-- WRITTEN REQUEST --
The listing below should be printed exactly, every line of it. Skip the pictures.

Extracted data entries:

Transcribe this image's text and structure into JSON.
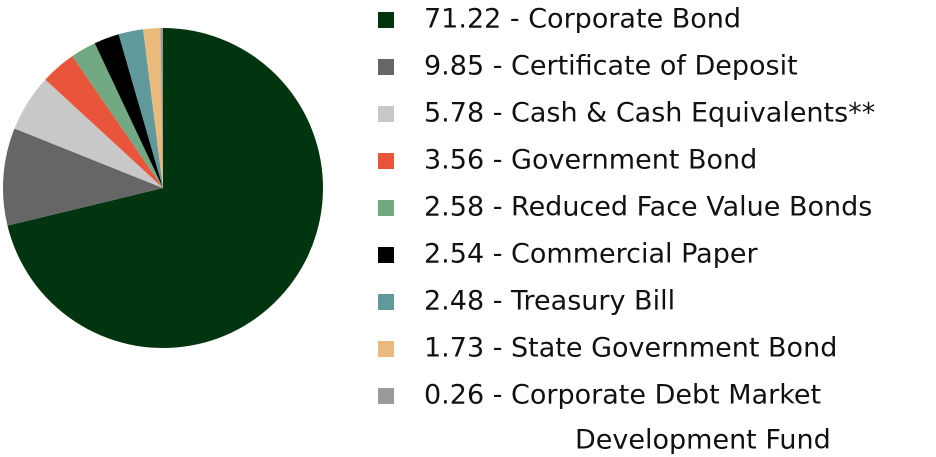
{
  "chart_data": {
    "type": "pie",
    "values": [
      71.22,
      9.85,
      5.78,
      3.56,
      2.58,
      2.54,
      2.48,
      1.73,
      0.26
    ],
    "value_labels": [
      "71.22 - Corporate Bond",
      "9.85 - Certificate of Deposit",
      "5.78 - Cash & Cash Equivalents**",
      "3.56 - Government Bond",
      "2.58 - Reduced Face Value Bonds",
      "2.54 - Commercial Paper",
      "2.48 - Treasury Bill",
      "1.73 - State Government Bond",
      [
        "0.26 - Corporate Debt Market",
        "Development Fund"
      ]
    ],
    "colors": [
      "#01350f",
      "#666666",
      "#c8c8c8",
      "#e9553b",
      "#72a882",
      "#000000",
      "#5f999b",
      "#e9ba7c",
      "#9a9a9a"
    ]
  }
}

-- RESULT OF THIS EXERCISE --
Transcribe this image's text and structure into JSON.
{
  "chart_data": {
    "type": "pie",
    "values": [
      71.22,
      9.85,
      5.78,
      3.56,
      2.58,
      2.54,
      2.48,
      1.73,
      0.26
    ],
    "value_labels": [
      "71.22 - Corporate Bond",
      "9.85 - Certificate of Deposit",
      "5.78 - Cash & Cash Equivalents**",
      "3.56 - Government Bond",
      "2.58 - Reduced Face Value Bonds",
      "2.54 - Commercial Paper",
      "2.48 - Treasury Bill",
      "1.73 - State Government Bond",
      [
        "0.26 - Corporate Debt Market",
        "Development Fund"
      ]
    ],
    "colors": [
      "#01350f",
      "#666666",
      "#c8c8c8",
      "#e9553b",
      "#72a882",
      "#000000",
      "#5f999b",
      "#e9ba7c",
      "#9a9a9a"
    ]
  }
}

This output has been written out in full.